**Given entries**.
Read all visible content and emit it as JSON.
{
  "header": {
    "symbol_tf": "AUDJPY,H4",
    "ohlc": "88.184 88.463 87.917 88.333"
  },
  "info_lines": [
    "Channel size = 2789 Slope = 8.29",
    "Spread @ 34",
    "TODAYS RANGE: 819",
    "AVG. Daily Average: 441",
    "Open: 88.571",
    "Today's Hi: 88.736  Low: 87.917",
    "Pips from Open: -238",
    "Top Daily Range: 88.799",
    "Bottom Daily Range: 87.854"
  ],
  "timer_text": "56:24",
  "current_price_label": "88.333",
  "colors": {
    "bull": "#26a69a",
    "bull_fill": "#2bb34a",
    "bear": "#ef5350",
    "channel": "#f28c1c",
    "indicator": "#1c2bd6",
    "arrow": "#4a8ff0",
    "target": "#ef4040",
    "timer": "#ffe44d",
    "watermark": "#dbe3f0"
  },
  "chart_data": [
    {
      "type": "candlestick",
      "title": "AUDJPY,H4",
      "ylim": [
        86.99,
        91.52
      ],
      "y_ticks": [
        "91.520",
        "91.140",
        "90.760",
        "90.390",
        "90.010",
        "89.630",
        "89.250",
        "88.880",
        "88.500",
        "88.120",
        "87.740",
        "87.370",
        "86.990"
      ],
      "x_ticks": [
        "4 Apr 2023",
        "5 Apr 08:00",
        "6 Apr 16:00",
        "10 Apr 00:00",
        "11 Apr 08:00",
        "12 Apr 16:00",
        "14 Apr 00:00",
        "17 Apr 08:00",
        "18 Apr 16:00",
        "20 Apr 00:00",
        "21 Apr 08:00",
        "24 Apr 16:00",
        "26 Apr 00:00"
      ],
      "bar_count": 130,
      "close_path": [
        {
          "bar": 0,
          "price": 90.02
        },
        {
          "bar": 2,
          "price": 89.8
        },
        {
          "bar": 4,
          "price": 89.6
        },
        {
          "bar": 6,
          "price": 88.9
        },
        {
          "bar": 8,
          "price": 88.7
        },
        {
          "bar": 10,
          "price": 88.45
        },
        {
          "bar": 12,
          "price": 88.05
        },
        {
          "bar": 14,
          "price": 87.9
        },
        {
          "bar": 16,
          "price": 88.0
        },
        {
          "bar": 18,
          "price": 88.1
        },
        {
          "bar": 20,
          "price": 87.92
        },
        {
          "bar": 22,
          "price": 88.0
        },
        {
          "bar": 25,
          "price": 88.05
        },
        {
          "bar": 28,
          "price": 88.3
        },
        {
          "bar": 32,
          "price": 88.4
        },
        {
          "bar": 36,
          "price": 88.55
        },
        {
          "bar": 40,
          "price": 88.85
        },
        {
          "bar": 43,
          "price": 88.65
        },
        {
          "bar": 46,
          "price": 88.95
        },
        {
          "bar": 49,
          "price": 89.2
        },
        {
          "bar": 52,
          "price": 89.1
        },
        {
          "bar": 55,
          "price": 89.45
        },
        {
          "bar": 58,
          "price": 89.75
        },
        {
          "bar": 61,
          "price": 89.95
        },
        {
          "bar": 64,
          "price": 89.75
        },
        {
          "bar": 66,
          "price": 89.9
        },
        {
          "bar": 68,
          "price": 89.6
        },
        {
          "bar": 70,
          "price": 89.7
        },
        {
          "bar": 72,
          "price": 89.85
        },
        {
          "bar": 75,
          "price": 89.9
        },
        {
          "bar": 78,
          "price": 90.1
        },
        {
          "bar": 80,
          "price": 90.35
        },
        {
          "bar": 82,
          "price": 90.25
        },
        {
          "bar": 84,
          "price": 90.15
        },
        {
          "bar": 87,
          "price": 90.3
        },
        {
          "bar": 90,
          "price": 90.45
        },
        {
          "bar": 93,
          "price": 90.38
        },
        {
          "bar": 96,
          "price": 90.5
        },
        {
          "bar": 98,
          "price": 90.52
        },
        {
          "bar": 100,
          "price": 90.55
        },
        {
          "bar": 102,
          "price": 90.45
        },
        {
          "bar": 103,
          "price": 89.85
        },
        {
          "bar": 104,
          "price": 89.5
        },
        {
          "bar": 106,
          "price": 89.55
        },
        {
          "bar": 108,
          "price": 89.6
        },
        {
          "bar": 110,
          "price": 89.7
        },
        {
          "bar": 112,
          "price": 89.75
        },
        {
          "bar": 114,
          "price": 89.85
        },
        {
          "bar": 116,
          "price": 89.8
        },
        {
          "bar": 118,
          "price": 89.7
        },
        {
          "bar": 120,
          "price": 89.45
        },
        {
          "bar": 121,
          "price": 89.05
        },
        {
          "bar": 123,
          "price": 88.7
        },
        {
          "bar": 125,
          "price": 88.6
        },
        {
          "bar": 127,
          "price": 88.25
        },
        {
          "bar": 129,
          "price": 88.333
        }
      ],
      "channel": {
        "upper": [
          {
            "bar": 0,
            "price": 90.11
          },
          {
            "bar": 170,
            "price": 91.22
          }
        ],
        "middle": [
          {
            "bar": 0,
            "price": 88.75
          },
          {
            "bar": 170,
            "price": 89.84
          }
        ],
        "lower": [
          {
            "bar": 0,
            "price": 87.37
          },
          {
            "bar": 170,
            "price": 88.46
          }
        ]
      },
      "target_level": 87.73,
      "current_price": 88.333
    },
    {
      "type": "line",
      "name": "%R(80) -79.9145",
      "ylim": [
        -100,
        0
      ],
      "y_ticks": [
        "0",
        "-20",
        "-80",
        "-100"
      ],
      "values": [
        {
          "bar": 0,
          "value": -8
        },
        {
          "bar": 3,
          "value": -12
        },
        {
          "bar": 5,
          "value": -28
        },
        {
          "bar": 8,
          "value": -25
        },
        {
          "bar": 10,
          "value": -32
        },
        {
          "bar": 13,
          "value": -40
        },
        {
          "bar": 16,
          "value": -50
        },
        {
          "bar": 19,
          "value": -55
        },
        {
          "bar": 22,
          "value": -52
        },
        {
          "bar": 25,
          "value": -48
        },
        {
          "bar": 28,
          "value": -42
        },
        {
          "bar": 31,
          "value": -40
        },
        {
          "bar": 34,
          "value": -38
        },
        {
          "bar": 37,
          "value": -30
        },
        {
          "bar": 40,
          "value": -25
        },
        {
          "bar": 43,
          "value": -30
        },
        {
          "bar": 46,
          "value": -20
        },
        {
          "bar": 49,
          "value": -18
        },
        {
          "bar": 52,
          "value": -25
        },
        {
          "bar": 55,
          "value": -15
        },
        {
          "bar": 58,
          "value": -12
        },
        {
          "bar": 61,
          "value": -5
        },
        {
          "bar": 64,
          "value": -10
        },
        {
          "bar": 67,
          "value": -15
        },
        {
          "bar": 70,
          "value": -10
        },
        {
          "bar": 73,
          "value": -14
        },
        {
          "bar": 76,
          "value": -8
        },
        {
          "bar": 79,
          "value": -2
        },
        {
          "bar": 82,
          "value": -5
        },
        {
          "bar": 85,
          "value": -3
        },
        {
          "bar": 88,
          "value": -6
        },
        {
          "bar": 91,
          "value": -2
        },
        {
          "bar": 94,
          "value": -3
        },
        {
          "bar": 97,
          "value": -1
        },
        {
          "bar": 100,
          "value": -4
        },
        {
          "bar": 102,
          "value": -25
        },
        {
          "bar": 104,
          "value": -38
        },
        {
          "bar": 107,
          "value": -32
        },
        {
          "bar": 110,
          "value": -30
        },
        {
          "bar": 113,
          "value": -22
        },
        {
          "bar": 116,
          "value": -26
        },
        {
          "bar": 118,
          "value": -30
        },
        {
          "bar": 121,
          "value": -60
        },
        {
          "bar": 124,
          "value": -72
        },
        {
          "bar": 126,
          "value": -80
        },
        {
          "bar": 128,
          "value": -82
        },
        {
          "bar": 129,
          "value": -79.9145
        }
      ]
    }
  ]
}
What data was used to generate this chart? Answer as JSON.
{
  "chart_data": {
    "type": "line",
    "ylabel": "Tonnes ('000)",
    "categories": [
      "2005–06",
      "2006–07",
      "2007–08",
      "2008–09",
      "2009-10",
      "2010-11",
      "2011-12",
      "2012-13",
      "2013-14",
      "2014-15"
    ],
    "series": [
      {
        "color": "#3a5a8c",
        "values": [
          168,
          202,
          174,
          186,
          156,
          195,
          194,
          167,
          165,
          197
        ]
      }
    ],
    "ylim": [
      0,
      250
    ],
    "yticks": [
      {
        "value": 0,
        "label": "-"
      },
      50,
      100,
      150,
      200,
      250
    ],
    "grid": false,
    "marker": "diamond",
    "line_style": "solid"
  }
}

**Task goal**. From the entries above, copy out every line where the string "JSON" appears.

**Solution for this exercise**.
Read all visible content and emit it as JSON.
What data was used to generate this chart? Answer as JSON.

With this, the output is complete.